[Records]
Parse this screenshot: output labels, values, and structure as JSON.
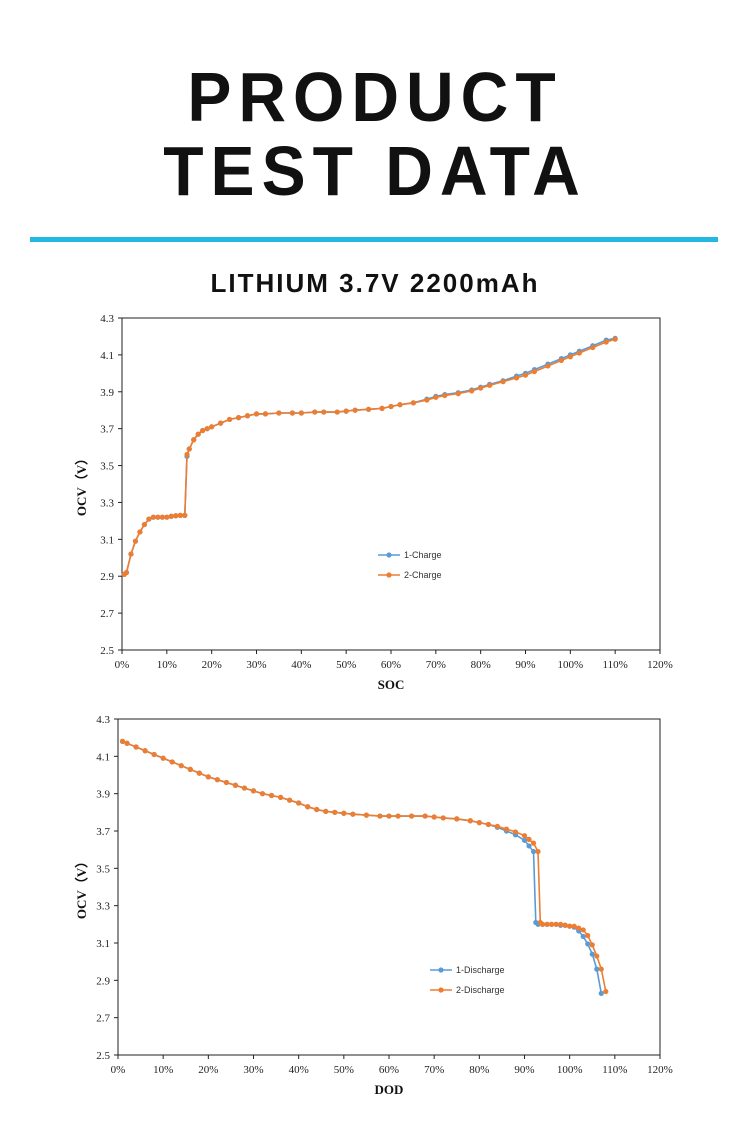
{
  "header": {
    "title_line1": "PRODUCT",
    "title_line2": "TEST DATA",
    "subtitle": "LITHIUM 3.7V 2200mAh",
    "accent_color": "#22b8e0"
  },
  "chart_data": [
    {
      "type": "line",
      "title": "",
      "xlabel": "SOC",
      "ylabel": "OCV（V）",
      "xlim": [
        0,
        120
      ],
      "ylim": [
        2.5,
        4.3
      ],
      "xticks": [
        "0%",
        "10%",
        "20%",
        "30%",
        "40%",
        "50%",
        "60%",
        "70%",
        "80%",
        "90%",
        "100%",
        "110%",
        "120%"
      ],
      "yticks": [
        "2.5",
        "2.7",
        "2.9",
        "3.1",
        "3.3",
        "3.5",
        "3.7",
        "3.9",
        "4.1",
        "4.3"
      ],
      "legend_position": "center-right",
      "series": [
        {
          "name": "1-Charge",
          "color": "#5b9bd5",
          "x": [
            0.5,
            1,
            2,
            3,
            4,
            5,
            6,
            7,
            8,
            9,
            10,
            11,
            12,
            13,
            14,
            14.5,
            15,
            16,
            17,
            18,
            19,
            20,
            22,
            24,
            26,
            28,
            30,
            32,
            35,
            38,
            40,
            43,
            45,
            48,
            50,
            52,
            55,
            58,
            60,
            62,
            65,
            68,
            70,
            72,
            75,
            78,
            80,
            82,
            85,
            88,
            90,
            92,
            95,
            98,
            100,
            102,
            105,
            108,
            110
          ],
          "y": [
            2.91,
            2.92,
            3.02,
            3.09,
            3.14,
            3.18,
            3.21,
            3.22,
            3.22,
            3.22,
            3.22,
            3.225,
            3.228,
            3.23,
            3.23,
            3.55,
            3.59,
            3.64,
            3.67,
            3.69,
            3.7,
            3.71,
            3.73,
            3.75,
            3.76,
            3.77,
            3.78,
            3.78,
            3.785,
            3.785,
            3.785,
            3.79,
            3.79,
            3.79,
            3.795,
            3.8,
            3.805,
            3.81,
            3.82,
            3.83,
            3.84,
            3.86,
            3.875,
            3.885,
            3.895,
            3.91,
            3.925,
            3.94,
            3.96,
            3.985,
            4.0,
            4.02,
            4.05,
            4.08,
            4.1,
            4.12,
            4.15,
            4.18,
            4.19
          ]
        },
        {
          "name": "2-Charge",
          "color": "#ed7d31",
          "x": [
            0.5,
            1,
            2,
            3,
            4,
            5,
            6,
            7,
            8,
            9,
            10,
            11,
            12,
            13,
            14,
            14.5,
            15,
            16,
            17,
            18,
            19,
            20,
            22,
            24,
            26,
            28,
            30,
            32,
            35,
            38,
            40,
            43,
            45,
            48,
            50,
            52,
            55,
            58,
            60,
            62,
            65,
            68,
            70,
            72,
            75,
            78,
            80,
            82,
            85,
            88,
            90,
            92,
            95,
            98,
            100,
            102,
            105,
            108,
            110
          ],
          "y": [
            2.91,
            2.92,
            3.02,
            3.09,
            3.14,
            3.18,
            3.21,
            3.22,
            3.22,
            3.22,
            3.22,
            3.225,
            3.228,
            3.23,
            3.23,
            3.56,
            3.59,
            3.64,
            3.67,
            3.69,
            3.7,
            3.71,
            3.73,
            3.75,
            3.76,
            3.77,
            3.78,
            3.78,
            3.785,
            3.785,
            3.785,
            3.79,
            3.79,
            3.79,
            3.795,
            3.8,
            3.805,
            3.81,
            3.82,
            3.83,
            3.84,
            3.855,
            3.87,
            3.88,
            3.89,
            3.905,
            3.92,
            3.935,
            3.955,
            3.975,
            3.99,
            4.01,
            4.04,
            4.07,
            4.09,
            4.11,
            4.14,
            4.17,
            4.185
          ]
        }
      ]
    },
    {
      "type": "line",
      "title": "",
      "xlabel": "DOD",
      "ylabel": "OCV（V）",
      "xlim": [
        0,
        120
      ],
      "ylim": [
        2.5,
        4.3
      ],
      "xticks": [
        "0%",
        "10%",
        "20%",
        "30%",
        "40%",
        "50%",
        "60%",
        "70%",
        "80%",
        "90%",
        "100%",
        "110%",
        "120%"
      ],
      "yticks": [
        "2.5",
        "2.7",
        "2.9",
        "3.1",
        "3.3",
        "3.5",
        "3.7",
        "3.9",
        "4.1",
        "4.3"
      ],
      "legend_position": "bottom-right",
      "series": [
        {
          "name": "1-Discharge",
          "color": "#5b9bd5",
          "x": [
            1,
            2,
            4,
            6,
            8,
            10,
            12,
            14,
            16,
            18,
            20,
            22,
            24,
            26,
            28,
            30,
            32,
            34,
            36,
            38,
            40,
            42,
            44,
            46,
            48,
            50,
            52,
            55,
            58,
            60,
            62,
            65,
            68,
            70,
            72,
            75,
            78,
            80,
            82,
            84,
            86,
            88,
            90,
            91,
            92,
            92.5,
            93,
            94,
            95,
            96,
            97,
            98,
            99,
            100,
            101,
            102,
            103,
            104,
            105,
            106,
            107
          ],
          "y": [
            4.18,
            4.17,
            4.15,
            4.13,
            4.11,
            4.09,
            4.07,
            4.05,
            4.03,
            4.01,
            3.99,
            3.975,
            3.96,
            3.945,
            3.93,
            3.915,
            3.9,
            3.89,
            3.88,
            3.865,
            3.85,
            3.83,
            3.815,
            3.805,
            3.8,
            3.795,
            3.79,
            3.785,
            3.78,
            3.78,
            3.78,
            3.78,
            3.78,
            3.775,
            3.77,
            3.765,
            3.755,
            3.745,
            3.735,
            3.72,
            3.7,
            3.68,
            3.65,
            3.62,
            3.59,
            3.21,
            3.2,
            3.2,
            3.2,
            3.2,
            3.2,
            3.195,
            3.195,
            3.19,
            3.185,
            3.165,
            3.135,
            3.095,
            3.04,
            2.96,
            2.83
          ]
        },
        {
          "name": "2-Discharge",
          "color": "#ed7d31",
          "x": [
            1,
            2,
            4,
            6,
            8,
            10,
            12,
            14,
            16,
            18,
            20,
            22,
            24,
            26,
            28,
            30,
            32,
            34,
            36,
            38,
            40,
            42,
            44,
            46,
            48,
            50,
            52,
            55,
            58,
            60,
            62,
            65,
            68,
            70,
            72,
            75,
            78,
            80,
            82,
            84,
            86,
            88,
            90,
            91,
            92,
            93,
            93.5,
            94,
            95,
            96,
            97,
            98,
            99,
            100,
            101,
            102,
            103,
            104,
            105,
            106,
            107,
            108
          ],
          "y": [
            4.18,
            4.17,
            4.15,
            4.13,
            4.11,
            4.09,
            4.07,
            4.05,
            4.03,
            4.01,
            3.99,
            3.975,
            3.96,
            3.945,
            3.93,
            3.915,
            3.9,
            3.89,
            3.88,
            3.865,
            3.85,
            3.83,
            3.815,
            3.805,
            3.8,
            3.795,
            3.79,
            3.785,
            3.78,
            3.78,
            3.78,
            3.78,
            3.78,
            3.775,
            3.77,
            3.765,
            3.755,
            3.745,
            3.735,
            3.725,
            3.71,
            3.695,
            3.675,
            3.655,
            3.635,
            3.59,
            3.21,
            3.2,
            3.2,
            3.2,
            3.2,
            3.2,
            3.195,
            3.19,
            3.19,
            3.18,
            3.17,
            3.14,
            3.09,
            3.03,
            2.96,
            2.84
          ]
        }
      ]
    }
  ]
}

Exercise prompt: Transcribe every record above exactly as written, leaving out any pictures.

Output:
Parse this screenshot: output labels, values, and structure as JSON.
{
  "header": {
    "title_line1": "PRODUCT",
    "title_line2": "TEST DATA",
    "subtitle": "LITHIUM 3.7V 2200mAh",
    "accent_color": "#22b8e0"
  },
  "chart_data": [
    {
      "type": "line",
      "title": "",
      "xlabel": "SOC",
      "ylabel": "OCV（V）",
      "xlim": [
        0,
        120
      ],
      "ylim": [
        2.5,
        4.3
      ],
      "xticks": [
        "0%",
        "10%",
        "20%",
        "30%",
        "40%",
        "50%",
        "60%",
        "70%",
        "80%",
        "90%",
        "100%",
        "110%",
        "120%"
      ],
      "yticks": [
        "2.5",
        "2.7",
        "2.9",
        "3.1",
        "3.3",
        "3.5",
        "3.7",
        "3.9",
        "4.1",
        "4.3"
      ],
      "legend_position": "center-right",
      "series": [
        {
          "name": "1-Charge",
          "color": "#5b9bd5",
          "x": [
            0.5,
            1,
            2,
            3,
            4,
            5,
            6,
            7,
            8,
            9,
            10,
            11,
            12,
            13,
            14,
            14.5,
            15,
            16,
            17,
            18,
            19,
            20,
            22,
            24,
            26,
            28,
            30,
            32,
            35,
            38,
            40,
            43,
            45,
            48,
            50,
            52,
            55,
            58,
            60,
            62,
            65,
            68,
            70,
            72,
            75,
            78,
            80,
            82,
            85,
            88,
            90,
            92,
            95,
            98,
            100,
            102,
            105,
            108,
            110
          ],
          "y": [
            2.91,
            2.92,
            3.02,
            3.09,
            3.14,
            3.18,
            3.21,
            3.22,
            3.22,
            3.22,
            3.22,
            3.225,
            3.228,
            3.23,
            3.23,
            3.55,
            3.59,
            3.64,
            3.67,
            3.69,
            3.7,
            3.71,
            3.73,
            3.75,
            3.76,
            3.77,
            3.78,
            3.78,
            3.785,
            3.785,
            3.785,
            3.79,
            3.79,
            3.79,
            3.795,
            3.8,
            3.805,
            3.81,
            3.82,
            3.83,
            3.84,
            3.86,
            3.875,
            3.885,
            3.895,
            3.91,
            3.925,
            3.94,
            3.96,
            3.985,
            4.0,
            4.02,
            4.05,
            4.08,
            4.1,
            4.12,
            4.15,
            4.18,
            4.19
          ]
        },
        {
          "name": "2-Charge",
          "color": "#ed7d31",
          "x": [
            0.5,
            1,
            2,
            3,
            4,
            5,
            6,
            7,
            8,
            9,
            10,
            11,
            12,
            13,
            14,
            14.5,
            15,
            16,
            17,
            18,
            19,
            20,
            22,
            24,
            26,
            28,
            30,
            32,
            35,
            38,
            40,
            43,
            45,
            48,
            50,
            52,
            55,
            58,
            60,
            62,
            65,
            68,
            70,
            72,
            75,
            78,
            80,
            82,
            85,
            88,
            90,
            92,
            95,
            98,
            100,
            102,
            105,
            108,
            110
          ],
          "y": [
            2.91,
            2.92,
            3.02,
            3.09,
            3.14,
            3.18,
            3.21,
            3.22,
            3.22,
            3.22,
            3.22,
            3.225,
            3.228,
            3.23,
            3.23,
            3.56,
            3.59,
            3.64,
            3.67,
            3.69,
            3.7,
            3.71,
            3.73,
            3.75,
            3.76,
            3.77,
            3.78,
            3.78,
            3.785,
            3.785,
            3.785,
            3.79,
            3.79,
            3.79,
            3.795,
            3.8,
            3.805,
            3.81,
            3.82,
            3.83,
            3.84,
            3.855,
            3.87,
            3.88,
            3.89,
            3.905,
            3.92,
            3.935,
            3.955,
            3.975,
            3.99,
            4.01,
            4.04,
            4.07,
            4.09,
            4.11,
            4.14,
            4.17,
            4.185
          ]
        }
      ]
    },
    {
      "type": "line",
      "title": "",
      "xlabel": "DOD",
      "ylabel": "OCV（V）",
      "xlim": [
        0,
        120
      ],
      "ylim": [
        2.5,
        4.3
      ],
      "xticks": [
        "0%",
        "10%",
        "20%",
        "30%",
        "40%",
        "50%",
        "60%",
        "70%",
        "80%",
        "90%",
        "100%",
        "110%",
        "120%"
      ],
      "yticks": [
        "2.5",
        "2.7",
        "2.9",
        "3.1",
        "3.3",
        "3.5",
        "3.7",
        "3.9",
        "4.1",
        "4.3"
      ],
      "legend_position": "bottom-right",
      "series": [
        {
          "name": "1-Discharge",
          "color": "#5b9bd5",
          "x": [
            1,
            2,
            4,
            6,
            8,
            10,
            12,
            14,
            16,
            18,
            20,
            22,
            24,
            26,
            28,
            30,
            32,
            34,
            36,
            38,
            40,
            42,
            44,
            46,
            48,
            50,
            52,
            55,
            58,
            60,
            62,
            65,
            68,
            70,
            72,
            75,
            78,
            80,
            82,
            84,
            86,
            88,
            90,
            91,
            92,
            92.5,
            93,
            94,
            95,
            96,
            97,
            98,
            99,
            100,
            101,
            102,
            103,
            104,
            105,
            106,
            107
          ],
          "y": [
            4.18,
            4.17,
            4.15,
            4.13,
            4.11,
            4.09,
            4.07,
            4.05,
            4.03,
            4.01,
            3.99,
            3.975,
            3.96,
            3.945,
            3.93,
            3.915,
            3.9,
            3.89,
            3.88,
            3.865,
            3.85,
            3.83,
            3.815,
            3.805,
            3.8,
            3.795,
            3.79,
            3.785,
            3.78,
            3.78,
            3.78,
            3.78,
            3.78,
            3.775,
            3.77,
            3.765,
            3.755,
            3.745,
            3.735,
            3.72,
            3.7,
            3.68,
            3.65,
            3.62,
            3.59,
            3.21,
            3.2,
            3.2,
            3.2,
            3.2,
            3.2,
            3.195,
            3.195,
            3.19,
            3.185,
            3.165,
            3.135,
            3.095,
            3.04,
            2.96,
            2.83
          ]
        },
        {
          "name": "2-Discharge",
          "color": "#ed7d31",
          "x": [
            1,
            2,
            4,
            6,
            8,
            10,
            12,
            14,
            16,
            18,
            20,
            22,
            24,
            26,
            28,
            30,
            32,
            34,
            36,
            38,
            40,
            42,
            44,
            46,
            48,
            50,
            52,
            55,
            58,
            60,
            62,
            65,
            68,
            70,
            72,
            75,
            78,
            80,
            82,
            84,
            86,
            88,
            90,
            91,
            92,
            93,
            93.5,
            94,
            95,
            96,
            97,
            98,
            99,
            100,
            101,
            102,
            103,
            104,
            105,
            106,
            107,
            108
          ],
          "y": [
            4.18,
            4.17,
            4.15,
            4.13,
            4.11,
            4.09,
            4.07,
            4.05,
            4.03,
            4.01,
            3.99,
            3.975,
            3.96,
            3.945,
            3.93,
            3.915,
            3.9,
            3.89,
            3.88,
            3.865,
            3.85,
            3.83,
            3.815,
            3.805,
            3.8,
            3.795,
            3.79,
            3.785,
            3.78,
            3.78,
            3.78,
            3.78,
            3.78,
            3.775,
            3.77,
            3.765,
            3.755,
            3.745,
            3.735,
            3.725,
            3.71,
            3.695,
            3.675,
            3.655,
            3.635,
            3.59,
            3.21,
            3.2,
            3.2,
            3.2,
            3.2,
            3.2,
            3.195,
            3.19,
            3.19,
            3.18,
            3.17,
            3.14,
            3.09,
            3.03,
            2.96,
            2.84
          ]
        }
      ]
    }
  ]
}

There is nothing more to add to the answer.